--- Start Listing ---

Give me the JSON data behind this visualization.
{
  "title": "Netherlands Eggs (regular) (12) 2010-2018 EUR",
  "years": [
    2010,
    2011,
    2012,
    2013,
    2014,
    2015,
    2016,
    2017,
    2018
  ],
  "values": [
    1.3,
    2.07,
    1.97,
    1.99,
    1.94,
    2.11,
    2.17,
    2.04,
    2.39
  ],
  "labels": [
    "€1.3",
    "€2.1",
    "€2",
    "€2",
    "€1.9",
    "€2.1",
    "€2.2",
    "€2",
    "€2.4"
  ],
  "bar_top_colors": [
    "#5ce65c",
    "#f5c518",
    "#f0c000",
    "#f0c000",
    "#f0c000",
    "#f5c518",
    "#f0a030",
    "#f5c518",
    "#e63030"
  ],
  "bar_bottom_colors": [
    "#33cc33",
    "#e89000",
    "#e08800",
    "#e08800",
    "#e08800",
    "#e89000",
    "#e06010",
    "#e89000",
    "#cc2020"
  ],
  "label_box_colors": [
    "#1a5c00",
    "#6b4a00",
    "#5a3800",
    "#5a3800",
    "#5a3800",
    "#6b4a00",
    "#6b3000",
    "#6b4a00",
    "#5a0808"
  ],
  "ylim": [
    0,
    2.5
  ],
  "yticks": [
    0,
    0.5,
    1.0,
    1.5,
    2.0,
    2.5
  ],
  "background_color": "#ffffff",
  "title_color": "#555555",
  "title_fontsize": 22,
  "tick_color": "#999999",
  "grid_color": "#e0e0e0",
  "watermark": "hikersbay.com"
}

--- End Listing ---

Every record shown above must be echoed exactly.

[Solved problem]
Give me the JSON data behind this visualization.
{
  "title": "Netherlands Eggs (regular) (12) 2010-2018 EUR",
  "years": [
    2010,
    2011,
    2012,
    2013,
    2014,
    2015,
    2016,
    2017,
    2018
  ],
  "values": [
    1.3,
    2.07,
    1.97,
    1.99,
    1.94,
    2.11,
    2.17,
    2.04,
    2.39
  ],
  "labels": [
    "€1.3",
    "€2.1",
    "€2",
    "€2",
    "€1.9",
    "€2.1",
    "€2.2",
    "€2",
    "€2.4"
  ],
  "bar_top_colors": [
    "#5ce65c",
    "#f5c518",
    "#f0c000",
    "#f0c000",
    "#f0c000",
    "#f5c518",
    "#f0a030",
    "#f5c518",
    "#e63030"
  ],
  "bar_bottom_colors": [
    "#33cc33",
    "#e89000",
    "#e08800",
    "#e08800",
    "#e08800",
    "#e89000",
    "#e06010",
    "#e89000",
    "#cc2020"
  ],
  "label_box_colors": [
    "#1a5c00",
    "#6b4a00",
    "#5a3800",
    "#5a3800",
    "#5a3800",
    "#6b4a00",
    "#6b3000",
    "#6b4a00",
    "#5a0808"
  ],
  "ylim": [
    0,
    2.5
  ],
  "yticks": [
    0,
    0.5,
    1.0,
    1.5,
    2.0,
    2.5
  ],
  "background_color": "#ffffff",
  "title_color": "#555555",
  "title_fontsize": 22,
  "tick_color": "#999999",
  "grid_color": "#e0e0e0",
  "watermark": "hikersbay.com"
}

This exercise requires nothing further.